→ **WHAT TO DO**
Write out each line word for word. Drop pictures.

_ _ _ _ _ _ _

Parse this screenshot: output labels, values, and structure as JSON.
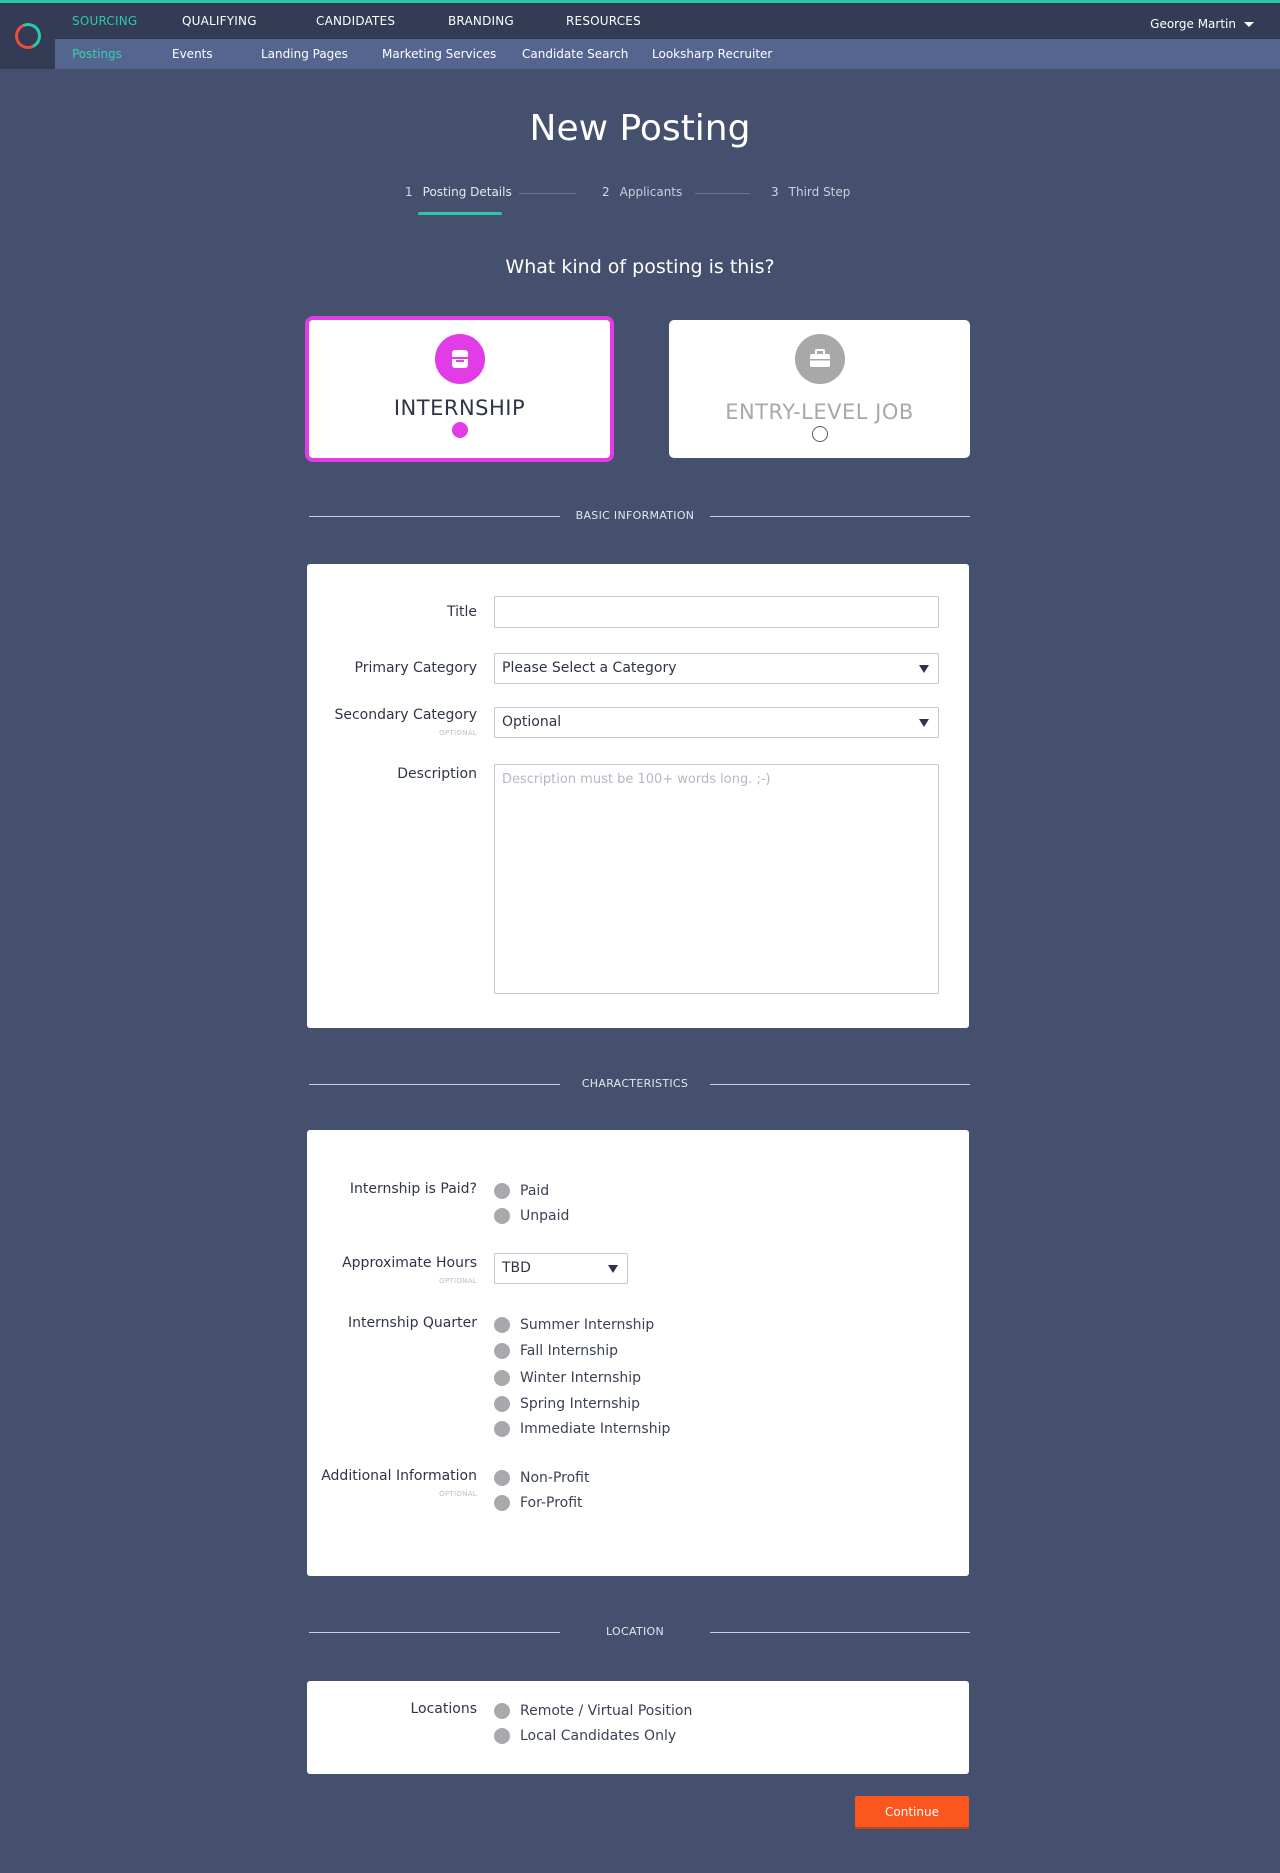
{
  "nav": {
    "main": [
      "SOURCING",
      "QUALIFYING",
      "CANDIDATES",
      "BRANDING",
      "RESOURCES"
    ],
    "sub": [
      "Postings",
      "Events",
      "Landing Pages",
      "Marketing Services",
      "Candidate Search",
      "Looksharp Recruiter"
    ],
    "user": "George Martin"
  },
  "page": {
    "title": "New Posting"
  },
  "steps": [
    {
      "num": "1",
      "label": "Posting Details",
      "active": true
    },
    {
      "num": "2",
      "label": "Applicants"
    },
    {
      "num": "3",
      "label": "Third Step"
    }
  ],
  "type_question": "What kind of posting is this?",
  "posting_types": [
    {
      "label": "INTERNSHIP",
      "selected": true,
      "icon": "inbox-icon",
      "color": "#e23ce6"
    },
    {
      "label": "ENTRY-LEVEL JOB",
      "selected": false,
      "icon": "briefcase-icon",
      "color": "#a8a8a8"
    }
  ],
  "sections": {
    "basic": "BASIC INFORMATION",
    "characteristics": "CHARACTERISTICS",
    "location": "LOCATION"
  },
  "basic": {
    "title_label": "Title",
    "title_value": "",
    "primary_label": "Primary Category",
    "primary_value": "Please Select a Category",
    "secondary_label": "Secondary Category",
    "secondary_value": "Optional",
    "description_label": "Description",
    "description_placeholder": "Description must be 100+ words long. ;-)",
    "optional_tag": "OPTIONAL"
  },
  "characteristics": {
    "paid_label": "Internship is Paid?",
    "paid_options": [
      "Paid",
      "Unpaid"
    ],
    "hours_label": "Approximate Hours",
    "hours_value": "TBD",
    "quarter_label": "Internship Quarter",
    "quarter_options": [
      "Summer Internship",
      "Fall Internship",
      "Winter Internship",
      "Spring Internship",
      "Immediate Internship"
    ],
    "additional_label": "Additional Information",
    "additional_options": [
      "Non-Profit",
      "For-Profit"
    ],
    "optional_tag": "OPTIONAL"
  },
  "location": {
    "label": "Locations",
    "options": [
      "Remote / Virtual Position",
      "Local Candidates Only"
    ]
  },
  "actions": {
    "continue": "Continue"
  },
  "colors": {
    "accent": "#2cc9a7",
    "selected": "#e23ce6",
    "cta": "#fc561f",
    "background": "#45506e"
  }
}
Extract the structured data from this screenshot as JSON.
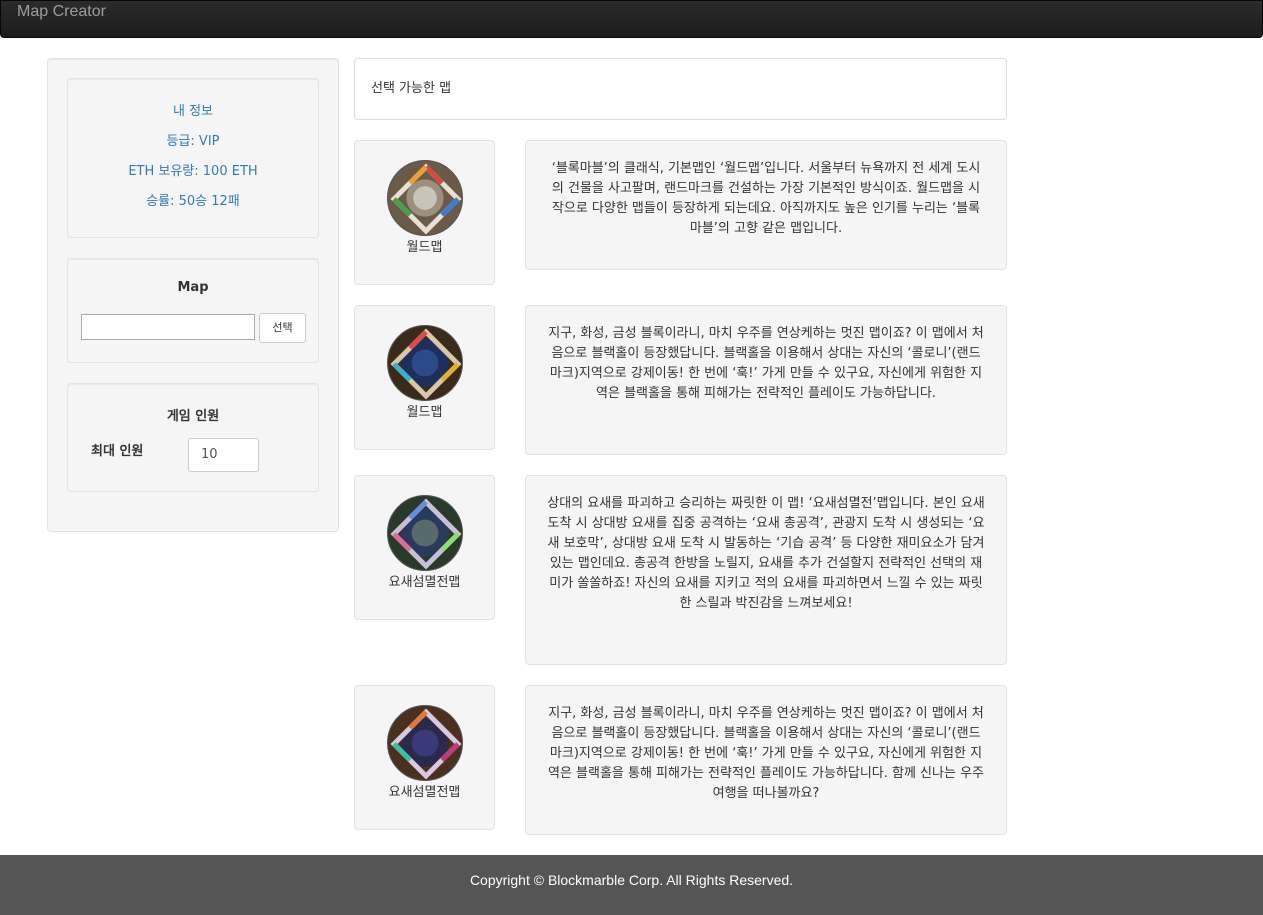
{
  "navbar": {
    "brand": "Map Creator"
  },
  "profile": {
    "title": "내 정보",
    "grade": "등급: VIP",
    "eth": "ETH 보유량: 100 ETH",
    "record": "승률: 50승 12패"
  },
  "map_panel": {
    "heading": "Map",
    "input_value": "",
    "select_label": "선택"
  },
  "players_panel": {
    "heading": "게임 인원",
    "max_label": "최대 인원",
    "max_value": "10"
  },
  "main": {
    "header": "선택 가능한 맵"
  },
  "maps": [
    {
      "name": "월드맵",
      "description": "‘블록마블’의 클래식, 기본맵인 ‘월드맵’입니다. 서울부터 뉴욕까지 전 세계 도시의 건물을 사고팔며, 랜드마크를 건설하는 가장 기본적인 방식이죠. 월드맵을 시작으로 다양한 맵들이 등장하게 되는데요. 아직까지도 높은 인기를 누리는 ‘블록마블’의 고향 같은 맵입니다."
    },
    {
      "name": "월드맵",
      "description": "지구, 화성, 금성 블록이라니, 마치 우주를 연상케하는 멋진 맵이죠? 이 맵에서 처음으로 블랙홀이 등장했답니다. 블랙홀을 이용해서 상대는 자신의 ‘콜로니’(랜드마크)지역으로 강제이동! 한 번에 ‘훅!’ 가게 만들 수 있구요, 자신에게 위험한 지역은 블랙홀을 통해 피해가는 전략적인 플레이도 가능하답니다."
    },
    {
      "name": "요새섬멸전맵",
      "description": "상대의 요새를 파괴하고 승리하는 짜릿한 이 맵! ‘요새섬멸전’맵입니다. 본인 요새 도착 시 상대방 요새를 집중 공격하는 ‘요새 총공격’, 관광지 도착 시 생성되는 ‘요새 보호막’, 상대방 요새 도착 시 발동하는 ‘기습 공격’ 등 다양한 재미요소가 담겨있는 맵인데요. 총공격 한방을 노릴지, 요새를 추가 건설할지 전략적인 선택의 재미가 쏠쏠하죠! 자신의 요새를 지키고 적의 요새를 파괴하면서 느낄 수 있는 짜릿한 스릴과 박진감을 느껴보세요!"
    },
    {
      "name": "요새섬멸전맵",
      "description": "지구, 화성, 금성 블록이라니, 마치 우주를 연상케하는 멋진 맵이죠? 이 맵에서 처음으로 블랙홀이 등장했답니다. 블랙홀을 이용해서 상대는 자신의 ‘콜로니’(랜드마크)지역으로 강제이동! 한 번에 ‘훅!’ 가게 만들 수 있구요, 자신에게 위험한 지역은 블랙홀을 통해 피해가는 전략적인 플레이도 가능하답니다. 함께 신나는 우주여행을 떠나볼까요?"
    }
  ],
  "footer": {
    "copyright": "Copyright © Blockmarble Corp. All Rights Reserved."
  }
}
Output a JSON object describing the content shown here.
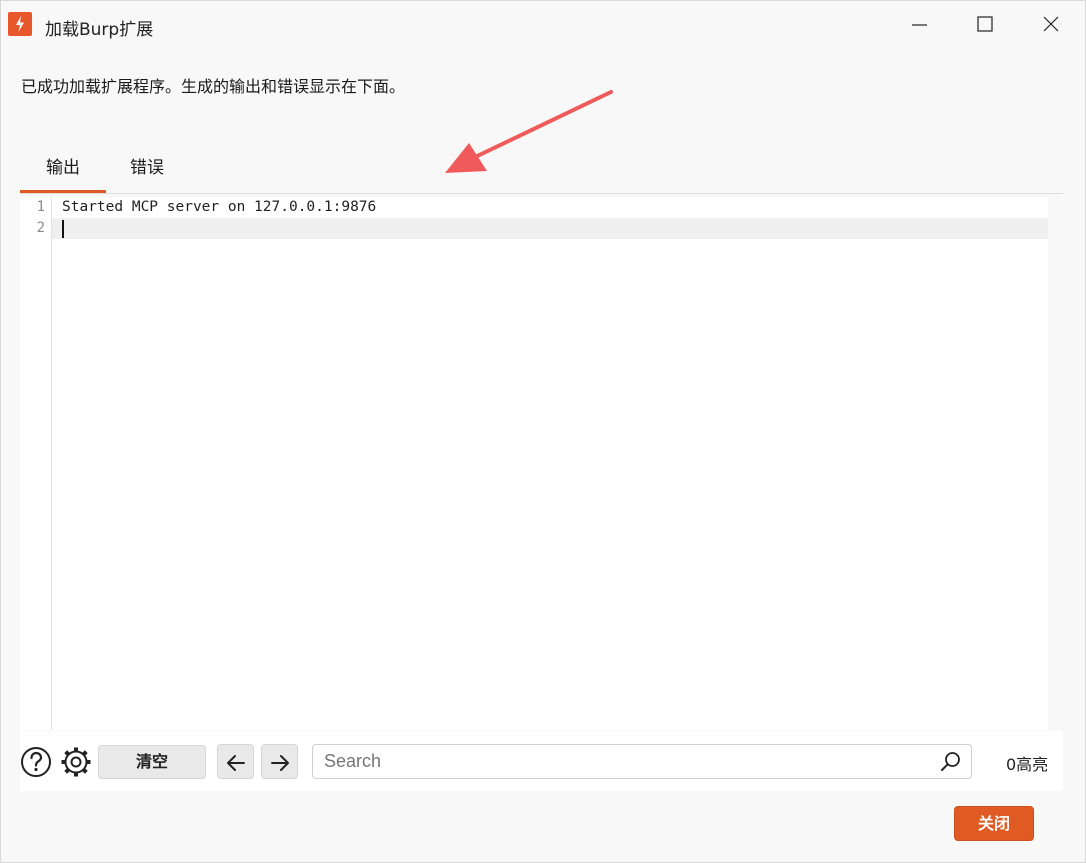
{
  "window": {
    "title": "加载Burp扩展",
    "controls": [
      "minimize",
      "maximize",
      "close"
    ]
  },
  "message": "已成功加载扩展程序。生成的输出和错误显示在下面。",
  "tabs": [
    {
      "label": "输出",
      "active": true
    },
    {
      "label": "错误",
      "active": false
    }
  ],
  "editor": {
    "lines": [
      {
        "number": "1",
        "text": "Started MCP server on 127.0.0.1:9876"
      },
      {
        "number": "2",
        "text": ""
      }
    ]
  },
  "toolbar": {
    "help_icon": "help-icon",
    "settings_icon": "gear-icon",
    "clear_label": "清空",
    "prev_icon": "arrow-left-icon",
    "next_icon": "arrow-right-icon",
    "search_placeholder": "Search",
    "highlight_count": "0高亮"
  },
  "footer": {
    "close_label": "关闭"
  },
  "colors": {
    "accent": "#e05a23",
    "annotation_arrow": "#f05a5a"
  }
}
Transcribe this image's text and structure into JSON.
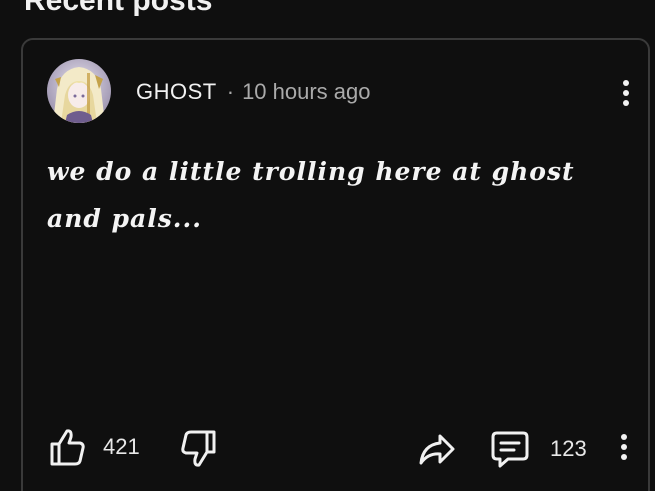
{
  "section": {
    "title": "Recent posts"
  },
  "post": {
    "author": "GHOST",
    "separator": "·",
    "time": "10 hours ago",
    "text": "we do a little trolling here at ghost and pals...",
    "likes": "421",
    "comments": "123"
  },
  "icons": {
    "menu_top": "more-vertical-icon",
    "like": "thumbs-up-icon",
    "dislike": "thumbs-down-icon",
    "share": "share-arrow-icon",
    "comment": "comment-icon",
    "menu_bottom": "more-vertical-icon"
  },
  "colors": {
    "background": "#0f0f0f",
    "card_border": "#3a3a3a",
    "text_primary": "#f1f1f1",
    "text_secondary": "#aaaaaa"
  }
}
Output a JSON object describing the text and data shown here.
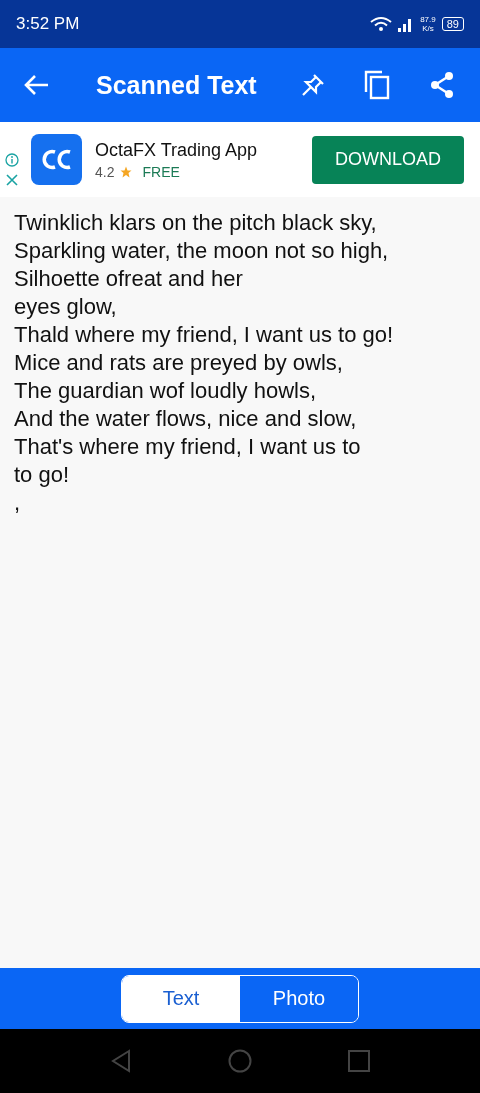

_ _ _ _ _ _ _

→ **WRITTEN REPLY**
Parse this screenshot: output labels, values, and structure as JSON.
{
  "nav": {
    "main": [
      "SOURCING",
      "QUALIFYING",
      "CANDIDATES",
      "BRANDING",
      "RESOURCES"
    ],
    "sub": [
      "Postings",
      "Events",
      "Landing Pages",
      "Marketing Services",
      "Candidate Search",
      "Looksharp Recruiter"
    ],
    "user": "George Martin"
  },
  "page": {
    "title": "New Posting"
  },
  "steps": [
    {
      "num": "1",
      "label": "Posting Details",
      "active": true
    },
    {
      "num": "2",
      "label": "Applicants"
    },
    {
      "num": "3",
      "label": "Third Step"
    }
  ],
  "type_question": "What kind of posting is this?",
  "posting_types": [
    {
      "label": "INTERNSHIP",
      "selected": true,
      "icon": "inbox-icon",
      "color": "#e23ce6"
    },
    {
      "label": "ENTRY-LEVEL JOB",
      "selected": false,
      "icon": "briefcase-icon",
      "color": "#a8a8a8"
    }
  ],
  "sections": {
    "basic": "BASIC INFORMATION",
    "characteristics": "CHARACTERISTICS",
    "location": "LOCATION"
  },
  "basic": {
    "title_label": "Title",
    "title_value": "",
    "primary_label": "Primary Category",
    "primary_value": "Please Select a Category",
    "secondary_label": "Secondary Category",
    "secondary_value": "Optional",
    "description_label": "Description",
    "description_placeholder": "Description must be 100+ words long. ;-)",
    "optional_tag": "OPTIONAL"
  },
  "characteristics": {
    "paid_label": "Internship is Paid?",
    "paid_options": [
      "Paid",
      "Unpaid"
    ],
    "hours_label": "Approximate Hours",
    "hours_value": "TBD",
    "quarter_label": "Internship Quarter",
    "quarter_options": [
      "Summer Internship",
      "Fall Internship",
      "Winter Internship",
      "Spring Internship",
      "Immediate Internship"
    ],
    "additional_label": "Additional Information",
    "additional_options": [
      "Non-Profit",
      "For-Profit"
    ],
    "optional_tag": "OPTIONAL"
  },
  "location": {
    "label": "Locations",
    "options": [
      "Remote / Virtual Position",
      "Local Candidates Only"
    ]
  },
  "actions": {
    "continue": "Continue"
  },
  "colors": {
    "accent": "#2cc9a7",
    "selected": "#e23ce6",
    "cta": "#fc561f",
    "background": "#45506e"
  }
}
Extract the structured data from this screenshot as JSON.
{
  "navbar": {
    "brand": "Map Creator"
  },
  "profile": {
    "title": "내 정보",
    "grade": "등급: VIP",
    "eth": "ETH 보유량: 100 ETH",
    "record": "승률: 50승 12패"
  },
  "map_panel": {
    "heading": "Map",
    "input_value": "",
    "select_label": "선택"
  },
  "players_panel": {
    "heading": "게임 인원",
    "max_label": "최대 인원",
    "max_value": "10"
  },
  "main": {
    "header": "선택 가능한 맵"
  },
  "maps": [
    {
      "name": "월드맵",
      "description": "‘블록마블’의 클래식, 기본맵인 ‘월드맵’입니다. 서울부터 뉴욕까지 전 세계 도시의 건물을 사고팔며, 랜드마크를 건설하는 가장 기본적인 방식이죠. 월드맵을 시작으로 다양한 맵들이 등장하게 되는데요. 아직까지도 높은 인기를 누리는 ‘블록마블’의 고향 같은 맵입니다."
    },
    {
      "name": "월드맵",
      "description": "지구, 화성, 금성 블록이라니, 마치 우주를 연상케하는 멋진 맵이죠? 이 맵에서 처음으로 블랙홀이 등장했답니다. 블랙홀을 이용해서 상대는 자신의 ‘콜로니’(랜드마크)지역으로 강제이동! 한 번에 ‘훅!’ 가게 만들 수 있구요, 자신에게 위험한 지역은 블랙홀을 통해 피해가는 전략적인 플레이도 가능하답니다."
    },
    {
      "name": "요새섬멸전맵",
      "description": "상대의 요새를 파괴하고 승리하는 짜릿한 이 맵! ‘요새섬멸전’맵입니다. 본인 요새 도착 시 상대방 요새를 집중 공격하는 ‘요새 총공격’, 관광지 도착 시 생성되는 ‘요새 보호막’, 상대방 요새 도착 시 발동하는 ‘기습 공격’ 등 다양한 재미요소가 담겨있는 맵인데요. 총공격 한방을 노릴지, 요새를 추가 건설할지 전략적인 선택의 재미가 쏠쏠하죠! 자신의 요새를 지키고 적의 요새를 파괴하면서 느낄 수 있는 짜릿한 스릴과 박진감을 느껴보세요!"
    },
    {
      "name": "요새섬멸전맵",
      "description": "지구, 화성, 금성 블록이라니, 마치 우주를 연상케하는 멋진 맵이죠? 이 맵에서 처음으로 블랙홀이 등장했답니다. 블랙홀을 이용해서 상대는 자신의 ‘콜로니’(랜드마크)지역으로 강제이동! 한 번에 ‘훅!’ 가게 만들 수 있구요, 자신에게 위험한 지역은 블랙홀을 통해 피해가는 전략적인 플레이도 가능하답니다. 함께 신나는 우주여행을 떠나볼까요?"
    }
  ],
  "footer": {
    "copyright": "Copyright © Blockmarble Corp. All Rights Reserved."
  }
}
Output a JSON object describing the content shown here.
{
  "window": {
    "title": "加载Burp扩展",
    "controls": [
      "minimize",
      "maximize",
      "close"
    ]
  },
  "message": "已成功加载扩展程序。生成的输出和错误显示在下面。",
  "tabs": [
    {
      "label": "输出",
      "active": true
    },
    {
      "label": "错误",
      "active": false
    }
  ],
  "editor": {
    "lines": [
      {
        "number": "1",
        "text": "Started MCP server on 127.0.0.1:9876"
      },
      {
        "number": "2",
        "text": ""
      }
    ]
  },
  "toolbar": {
    "help_icon": "help-icon",
    "settings_icon": "gear-icon",
    "clear_label": "清空",
    "prev_icon": "arrow-left-icon",
    "next_icon": "arrow-right-icon",
    "search_placeholder": "Search",
    "highlight_count": "0高亮"
  },
  "footer": {
    "close_label": "关闭"
  },
  "colors": {
    "accent": "#e05a23",
    "annotation_arrow": "#f05a5a"
  }
}
Transcribe this image's text and structure into JSON.
{
  "section": {
    "title": "Recent posts"
  },
  "post": {
    "author": "GHOST",
    "separator": "·",
    "time": "10 hours ago",
    "text": "we do a little trolling here at ghost and pals...",
    "likes": "421",
    "comments": "123"
  },
  "icons": {
    "menu_top": "more-vertical-icon",
    "like": "thumbs-up-icon",
    "dislike": "thumbs-down-icon",
    "share": "share-arrow-icon",
    "comment": "comment-icon",
    "menu_bottom": "more-vertical-icon"
  },
  "colors": {
    "background": "#0f0f0f",
    "card_border": "#3a3a3a",
    "text_primary": "#f1f1f1",
    "text_secondary": "#aaaaaa"
  }
}
Output a JSON object describing the text and data shown here.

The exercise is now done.